[Rows from a figure dataset]

┌──

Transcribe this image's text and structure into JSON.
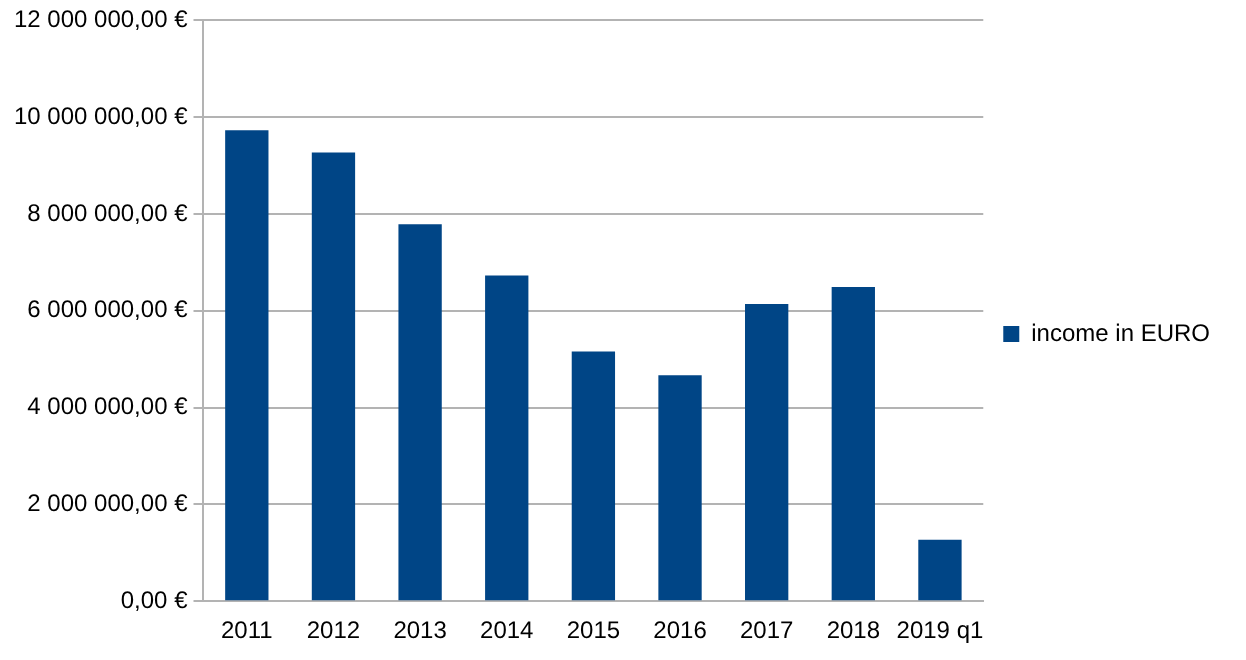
{
  "chart_data": {
    "type": "bar",
    "categories": [
      "2011",
      "2012",
      "2013",
      "2014",
      "2015",
      "2016",
      "2017",
      "2018",
      "2019 q1"
    ],
    "series": [
      {
        "name": "income in EURO",
        "color": "#004586",
        "values": [
          9730000,
          9270000,
          7790000,
          6730000,
          5160000,
          4670000,
          6140000,
          6490000,
          1270000
        ]
      }
    ],
    "ylim": [
      0,
      12000000
    ],
    "yticks": [
      {
        "value": 0,
        "label": "0,00 €"
      },
      {
        "value": 2000000,
        "label": "2 000 000,00 €"
      },
      {
        "value": 4000000,
        "label": "4 000 000,00 €"
      },
      {
        "value": 6000000,
        "label": "6 000 000,00 €"
      },
      {
        "value": 8000000,
        "label": "8 000 000,00 €"
      },
      {
        "value": 10000000,
        "label": "10 000 000,00 €"
      },
      {
        "value": 12000000,
        "label": "12 000 000,00 €"
      }
    ],
    "grid": "y",
    "legend": "right"
  }
}
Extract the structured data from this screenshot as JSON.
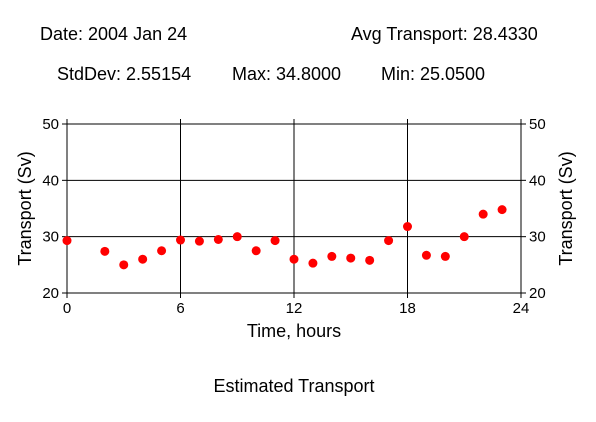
{
  "header": {
    "date_text": "Date: 2004 Jan 24",
    "avg_text": "Avg Transport: 28.4330",
    "std_text": "StdDev: 2.55154",
    "max_text": "Max: 34.8000",
    "min_text": "Min: 25.0500"
  },
  "chart_data": {
    "type": "scatter",
    "title": "Estimated Transport",
    "xlabel": "Time, hours",
    "ylabel": "Transport (Sv)",
    "xlim": [
      0,
      24
    ],
    "ylim": [
      20,
      50
    ],
    "xticks": [
      0,
      6,
      12,
      18,
      24
    ],
    "yticks": [
      20,
      30,
      40,
      50
    ],
    "grid": true,
    "marker_color": "#ff0000",
    "x": [
      0,
      2,
      3,
      4,
      5,
      6,
      7,
      8,
      9,
      10,
      11,
      12,
      13,
      14,
      15,
      16,
      17,
      18,
      19,
      20,
      21,
      22,
      23
    ],
    "y": [
      29.3,
      27.4,
      25.0,
      26.0,
      27.5,
      29.4,
      29.2,
      29.5,
      30.0,
      27.5,
      29.3,
      26.0,
      25.3,
      26.5,
      26.2,
      25.8,
      29.3,
      31.8,
      26.7,
      26.5,
      30.0,
      34.0,
      34.8
    ]
  }
}
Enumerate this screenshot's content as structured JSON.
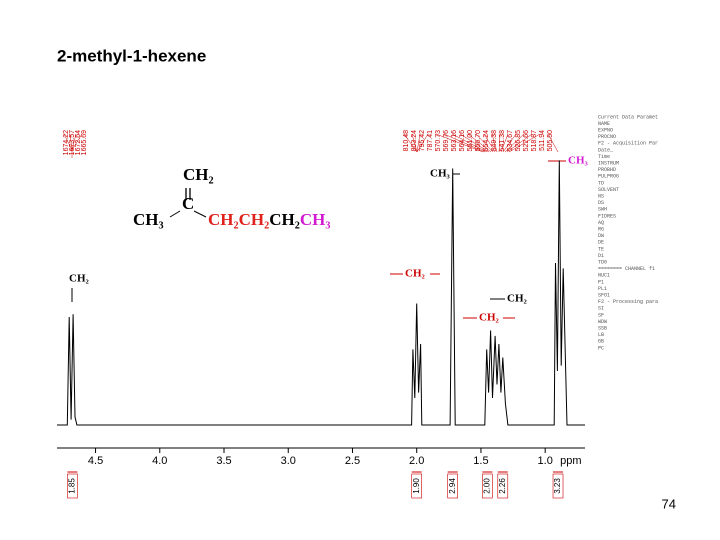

└──

- _Work to be completed_: Leave out the pictures and copy the rest of the material above exactly.

- _Task answer_:
Transcribe this image's text and structure into JSON.
{
  "chart_data": {
    "type": "bar",
    "categories": [
      "2011",
      "2012",
      "2013",
      "2014",
      "2015",
      "2016",
      "2017",
      "2018",
      "2019 q1"
    ],
    "series": [
      {
        "name": "income in EURO",
        "color": "#004586",
        "values": [
          9730000,
          9270000,
          7790000,
          6730000,
          5160000,
          4670000,
          6140000,
          6490000,
          1270000
        ]
      }
    ],
    "ylim": [
      0,
      12000000
    ],
    "yticks": [
      {
        "value": 0,
        "label": "0,00 €"
      },
      {
        "value": 2000000,
        "label": "2 000 000,00 €"
      },
      {
        "value": 4000000,
        "label": "4 000 000,00 €"
      },
      {
        "value": 6000000,
        "label": "6 000 000,00 €"
      },
      {
        "value": 8000000,
        "label": "8 000 000,00 €"
      },
      {
        "value": 10000000,
        "label": "10 000 000,00 €"
      },
      {
        "value": 12000000,
        "label": "12 000 000,00 €"
      }
    ],
    "grid": "y",
    "legend": "right"
  }
}
Extract the structured data from this screenshot as JSON.
{
  "header": {
    "date_text": "Date: 2004 Jan 24",
    "avg_text": "Avg Transport: 28.4330",
    "std_text": "StdDev: 2.55154",
    "max_text": "Max: 34.8000",
    "min_text": "Min: 25.0500"
  },
  "chart_data": {
    "type": "scatter",
    "title": "Estimated Transport",
    "xlabel": "Time, hours",
    "ylabel": "Transport (Sv)",
    "xlim": [
      0,
      24
    ],
    "ylim": [
      20,
      50
    ],
    "xticks": [
      0,
      6,
      12,
      18,
      24
    ],
    "yticks": [
      20,
      30,
      40,
      50
    ],
    "grid": true,
    "marker_color": "#ff0000",
    "x": [
      0,
      2,
      3,
      4,
      5,
      6,
      7,
      8,
      9,
      10,
      11,
      12,
      13,
      14,
      15,
      16,
      17,
      18,
      19,
      20,
      21,
      22,
      23
    ],
    "y": [
      29.3,
      27.4,
      25.0,
      26.0,
      27.5,
      29.4,
      29.2,
      29.5,
      30.0,
      27.5,
      29.3,
      26.0,
      25.3,
      26.5,
      26.2,
      25.8,
      29.3,
      31.8,
      26.7,
      26.5,
      30.0,
      34.0,
      34.8
    ]
  }
}
Enumerate this screenshot's content as structured JSON.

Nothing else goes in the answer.